> **待辦任務**:
(A) 據原文,阿克曼出生在什麼地方?
(B) 請將原文中以含有「南方周末:您覺得漢學能解決這些問題?」的文字開頭、以「廠去勞動,這個還比較有意思。」結尾的部分原樣抄錄下來。

> **原文**:
*****
專訪歌德學院中國總院和北京分院院長米歇爾·康·阿克曼
「建立歌德學院的一個重要目的是讓其他歐洲人明白,除了希特勒的德國,還存在一個歌德、貝多芬、康德的德國」
米歇爾·康·阿克曼是北京大學1975年的「工農兵學員」,現在是新上任的歌德學院中國總院和北京分院的院長。
每年,他所掌管的歌德北京分院為1100人次以上的學員提供德語培訓,同時,這個機構還策劃開展各種「野心勃勃」的文化交流活動,諸如培訓中國的博物館、美術館人員。
一米九幾的個子,一張瘦削的長臉,一雙手指細長的大手。阿克曼的茶杯上印著荷花和中國古典詩詞。他出生於德國巴伐利亞省一個偏僻的村莊。1975年,這位德國的「農村小夥」來到北京,成為北京大學「中國當代歷史」專業留學生。懷抱著對中國的政治好感和田園詩般的想像,阿克曼卻發現通過身邊的人了解中國很難,於是他轉向中國當代文學。
在翻譯中國文學作品的同時,阿克曼的正式職業是歌德學院的職員,從德語教師做起,後參與創建歌德學院北京分院,直至成為北京分院乃至中國總院的掌門人。
在中國,不過在門外
南方周末:您最早是學社會學的,後來覺得社會學不解決問題,改攻漢學,您想用社會學解決什麼問題?
阿克曼:貧困、不平等、民主……那時候我們非常理想主義,我們是左派,我們想解決所有人類的問題。那時候你還沒有出生,在西方,有一個跟「文化大革命」同時的學生運動。
南方周末:您覺得漢學能解決這些問題?
阿克曼:漢學不能解決。我只是對社會學失望了,發現它根本解決不了任何一個問題,所以,我就決定學一門根本沒有任何用處的專業。那時候,漢學跟現在大不一樣,基本都是古文,比如,你對宋朝的佛教感興趣,那你就來學漢學。我們的教授大部分對當代中國不是很感興趣,大部分也不會說中國話,你讓他們談《易經》,他們就非常有學問。所以,那時候,漢學是一門根本沒有任何實用價值的專業。我覺得真好,我就在象牙塔裡學習。我開始學漢語的時候,我們全系只有不到30個學生。
南方周末:您1975年來北京學漢語,那個時候老師都教些什麼?
阿克曼:你可以想像,那是「文革」的時候。我選中國當代歷史這個專業的唯一理由是,可以跟中國同學們在一起讀書,其他專業都是給外國人單獨講課的。那時候,你可以想像,什麼「批林批孔」啊,什麼「儒法鬥爭」啊,我們有點哭笑不得。當然,我們的教授也哭笑不得,因為他們知道,這完全是胡扯,但是他們也沒有辦法。所以我們常常逃課。好在我們算工農兵學員,所以我們還下鄉,到工廠去勞動,這個還比較有意思。
*****
> **所給資料**:
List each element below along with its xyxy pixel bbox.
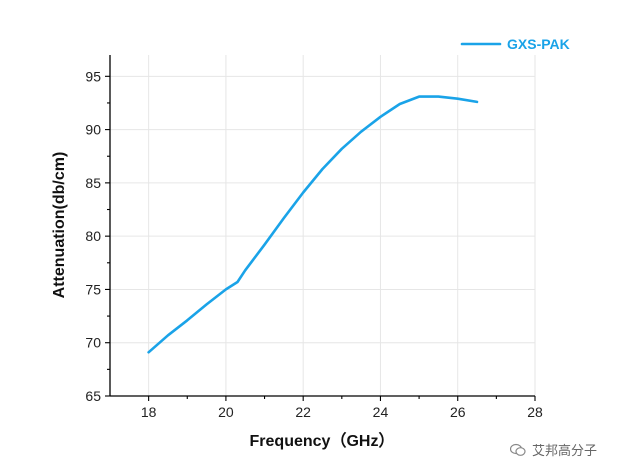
*****
> **參考答案**:
(A) 德國巴伐利亞省一個偏僻的村莊。

(B)
南方周末:您覺得漢學能解決這些問題?
阿克曼:漢學不能解決。我只是對社會學失望了,發現它根本解決不了任何一個問題,所以,我就決定學一門根本沒有任何用處的專業。那時候,漢學跟現在大不一樣,基本都是古文,比如,你對宋朝的佛教感興趣,那你就來學漢學。我們的教授大部分對當代中國不是很感興趣,大部分也不會說中國話,你讓他們談《易經》,他們就非常有學問。所以,那時候,漢學是一門根本沒有任何實用價值的專業。我覺得真好,我就在象牙塔裡學習。我開始學漢語的時候,我們全系只有不到30個學生。
南方周末:您1975年來北京學漢語,那個時候老師都教些什麼?
阿克曼:你可以想像,那是「文革」的時候。我選中國當代歷史這個專業的唯一理由是,可以跟中國同學們在一起讀書,其他專業都是給外國人單獨講課的。那時候,你可以想像,什麼「批林批孔」啊,什麼「儒法鬥爭」啊,我們有點哭笑不得。當然,我們的教授也哭笑不得,因為他們知道,這完全是胡扯,但是他們也沒有辦法。所以我們常常逃課。好在我們算工農兵學員,所以我們還下鄉,到工廠去勞動,這個還比較有意思。